Rewrite the part that opens with the first line and closes with the line containing "notes-line: 7.新耳环：①强力削韧型/阻削韧肌友 拉满提升29.3%", changing "chat-line" to "chat-message" and leaving everything else unchanged.

[Dataset rows]
________

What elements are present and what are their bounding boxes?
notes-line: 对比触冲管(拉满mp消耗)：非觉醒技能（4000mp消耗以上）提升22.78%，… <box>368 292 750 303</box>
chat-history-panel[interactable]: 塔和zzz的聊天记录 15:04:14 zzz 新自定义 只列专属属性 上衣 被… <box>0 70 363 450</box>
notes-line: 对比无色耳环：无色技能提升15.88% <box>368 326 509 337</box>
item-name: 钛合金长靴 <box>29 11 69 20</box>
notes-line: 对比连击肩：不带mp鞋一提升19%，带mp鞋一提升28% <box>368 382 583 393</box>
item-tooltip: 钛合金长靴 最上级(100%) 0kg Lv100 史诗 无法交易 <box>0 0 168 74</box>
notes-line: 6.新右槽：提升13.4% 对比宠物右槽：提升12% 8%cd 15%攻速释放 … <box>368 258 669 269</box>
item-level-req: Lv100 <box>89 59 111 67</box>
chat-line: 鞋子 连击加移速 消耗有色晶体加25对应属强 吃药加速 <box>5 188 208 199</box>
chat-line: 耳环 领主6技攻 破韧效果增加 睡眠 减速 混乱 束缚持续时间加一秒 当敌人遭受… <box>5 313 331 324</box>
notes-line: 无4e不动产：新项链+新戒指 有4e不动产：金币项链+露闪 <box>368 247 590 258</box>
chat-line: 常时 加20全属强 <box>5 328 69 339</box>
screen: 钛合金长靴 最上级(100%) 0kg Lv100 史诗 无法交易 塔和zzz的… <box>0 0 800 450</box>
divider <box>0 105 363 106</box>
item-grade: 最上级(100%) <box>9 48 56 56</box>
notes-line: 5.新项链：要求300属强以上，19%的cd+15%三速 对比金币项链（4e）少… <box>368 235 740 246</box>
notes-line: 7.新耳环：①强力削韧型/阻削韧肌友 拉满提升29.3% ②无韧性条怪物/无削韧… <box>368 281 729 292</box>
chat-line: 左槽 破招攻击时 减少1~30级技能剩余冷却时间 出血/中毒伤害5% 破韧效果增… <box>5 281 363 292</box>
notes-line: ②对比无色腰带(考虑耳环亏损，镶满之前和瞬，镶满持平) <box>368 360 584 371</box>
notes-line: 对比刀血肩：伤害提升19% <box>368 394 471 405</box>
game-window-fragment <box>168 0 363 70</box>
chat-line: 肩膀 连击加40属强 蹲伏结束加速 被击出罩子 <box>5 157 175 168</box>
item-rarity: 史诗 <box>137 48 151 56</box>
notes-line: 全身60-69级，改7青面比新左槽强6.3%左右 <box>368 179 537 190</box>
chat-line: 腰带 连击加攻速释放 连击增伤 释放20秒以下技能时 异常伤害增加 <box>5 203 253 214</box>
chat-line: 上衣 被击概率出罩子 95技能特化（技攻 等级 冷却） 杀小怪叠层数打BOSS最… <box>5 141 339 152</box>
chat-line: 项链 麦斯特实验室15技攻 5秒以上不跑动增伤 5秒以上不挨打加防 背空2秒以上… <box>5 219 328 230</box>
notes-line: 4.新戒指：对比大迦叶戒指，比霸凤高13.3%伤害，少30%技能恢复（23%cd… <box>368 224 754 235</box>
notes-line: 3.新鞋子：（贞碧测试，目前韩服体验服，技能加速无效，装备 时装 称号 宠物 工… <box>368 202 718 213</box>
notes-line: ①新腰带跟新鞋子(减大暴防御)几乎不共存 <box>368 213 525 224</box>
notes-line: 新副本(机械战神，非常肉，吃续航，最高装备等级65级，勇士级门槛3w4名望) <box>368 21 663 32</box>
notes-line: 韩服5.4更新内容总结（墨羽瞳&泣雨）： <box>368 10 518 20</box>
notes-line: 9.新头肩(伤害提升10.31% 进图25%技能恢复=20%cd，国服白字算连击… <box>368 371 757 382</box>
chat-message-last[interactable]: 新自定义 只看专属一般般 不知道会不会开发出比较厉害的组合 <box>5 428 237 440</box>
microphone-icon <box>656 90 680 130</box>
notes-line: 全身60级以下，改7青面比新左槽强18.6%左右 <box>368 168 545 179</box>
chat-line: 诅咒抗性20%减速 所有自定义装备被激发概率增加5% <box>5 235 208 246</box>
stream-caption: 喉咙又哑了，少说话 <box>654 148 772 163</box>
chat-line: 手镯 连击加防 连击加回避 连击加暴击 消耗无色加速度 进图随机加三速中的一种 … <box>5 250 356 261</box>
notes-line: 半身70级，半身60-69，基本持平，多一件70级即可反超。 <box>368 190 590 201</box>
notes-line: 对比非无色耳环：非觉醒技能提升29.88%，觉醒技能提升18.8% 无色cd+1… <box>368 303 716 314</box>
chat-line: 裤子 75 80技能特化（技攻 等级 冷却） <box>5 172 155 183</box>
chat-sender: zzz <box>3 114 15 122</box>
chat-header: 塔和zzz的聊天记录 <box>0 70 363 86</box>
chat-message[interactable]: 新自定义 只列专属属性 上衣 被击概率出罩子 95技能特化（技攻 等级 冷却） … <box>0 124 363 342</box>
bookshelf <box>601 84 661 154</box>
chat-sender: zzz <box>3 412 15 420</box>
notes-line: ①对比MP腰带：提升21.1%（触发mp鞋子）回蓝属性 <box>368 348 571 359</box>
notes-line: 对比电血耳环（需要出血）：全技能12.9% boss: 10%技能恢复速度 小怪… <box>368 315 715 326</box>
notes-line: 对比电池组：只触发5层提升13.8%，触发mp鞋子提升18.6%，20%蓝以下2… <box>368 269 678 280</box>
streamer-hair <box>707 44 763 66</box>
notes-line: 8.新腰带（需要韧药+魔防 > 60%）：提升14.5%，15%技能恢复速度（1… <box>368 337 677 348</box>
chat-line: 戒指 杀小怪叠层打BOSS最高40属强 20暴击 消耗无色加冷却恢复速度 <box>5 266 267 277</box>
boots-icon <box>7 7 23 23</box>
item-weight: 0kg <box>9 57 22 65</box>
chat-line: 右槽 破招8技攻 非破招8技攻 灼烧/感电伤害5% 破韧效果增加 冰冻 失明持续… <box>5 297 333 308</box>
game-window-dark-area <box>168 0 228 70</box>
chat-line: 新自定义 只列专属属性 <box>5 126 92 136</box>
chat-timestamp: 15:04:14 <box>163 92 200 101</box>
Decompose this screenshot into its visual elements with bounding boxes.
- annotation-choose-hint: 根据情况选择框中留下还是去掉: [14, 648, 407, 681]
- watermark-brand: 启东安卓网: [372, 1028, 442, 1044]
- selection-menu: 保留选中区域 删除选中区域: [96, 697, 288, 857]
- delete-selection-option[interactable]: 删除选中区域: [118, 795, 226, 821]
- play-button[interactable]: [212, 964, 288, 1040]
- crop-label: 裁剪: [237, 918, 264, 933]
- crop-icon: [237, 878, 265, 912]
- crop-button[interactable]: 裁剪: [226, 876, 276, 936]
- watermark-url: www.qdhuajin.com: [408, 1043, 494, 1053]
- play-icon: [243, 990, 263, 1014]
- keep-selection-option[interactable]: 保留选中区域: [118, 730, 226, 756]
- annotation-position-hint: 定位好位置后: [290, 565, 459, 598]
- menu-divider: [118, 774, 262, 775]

________

- [THE COMPLETED TASK]:
What elements are present and what are their bounding boxes?
notes-line: 对比触冲管(拉满mp消耗)：非觉醒技能（4000mp消耗以上）提升22.78%，… <box>368 292 750 303</box>
chat-history-panel[interactable]: 塔和zzz的聊天记录 15:04:14 zzz 新自定义 只列专属属性 上衣 被… <box>0 70 363 450</box>
notes-line: 对比无色耳环：无色技能提升15.88% <box>368 326 509 337</box>
item-name: 钛合金长靴 <box>29 11 69 20</box>
notes-line: 对比连击肩：不带mp鞋一提升19%，带mp鞋一提升28% <box>368 382 583 393</box>
item-tooltip: 钛合金长靴 最上级(100%) 0kg Lv100 史诗 无法交易 <box>0 0 168 74</box>
notes-line: 6.新右槽：提升13.4% 对比宠物右槽：提升12% 8%cd 15%攻速释放 … <box>368 258 669 269</box>
item-level-req: Lv100 <box>89 59 111 67</box>
chat-message: 鞋子 连击加移速 消耗有色晶体加25对应属强 吃药加速 <box>5 188 208 199</box>
chat-message: 耳环 领主6技攻 破韧效果增加 睡眠 减速 混乱 束缚持续时间加一秒 当敌人遭受… <box>5 313 331 324</box>
notes-line: 无4e不动产：新项链+新戒指 有4e不动产：金币项链+露闪 <box>368 247 590 258</box>
chat-message: 常时 加20全属强 <box>5 328 69 339</box>
screen: 钛合金长靴 最上级(100%) 0kg Lv100 史诗 无法交易 塔和zzz的… <box>0 0 800 450</box>
divider <box>0 105 363 106</box>
item-grade: 最上级(100%) <box>9 48 56 56</box>
notes-line: 5.新项链：要求300属强以上，19%的cd+15%三速 对比金币项链（4e）少… <box>368 235 740 246</box>
notes-line: 7.新耳环：①强力削韧型/阻削韧肌友 拉满提升29.3% ②无韧性条怪物/无削韧… <box>368 281 729 292</box>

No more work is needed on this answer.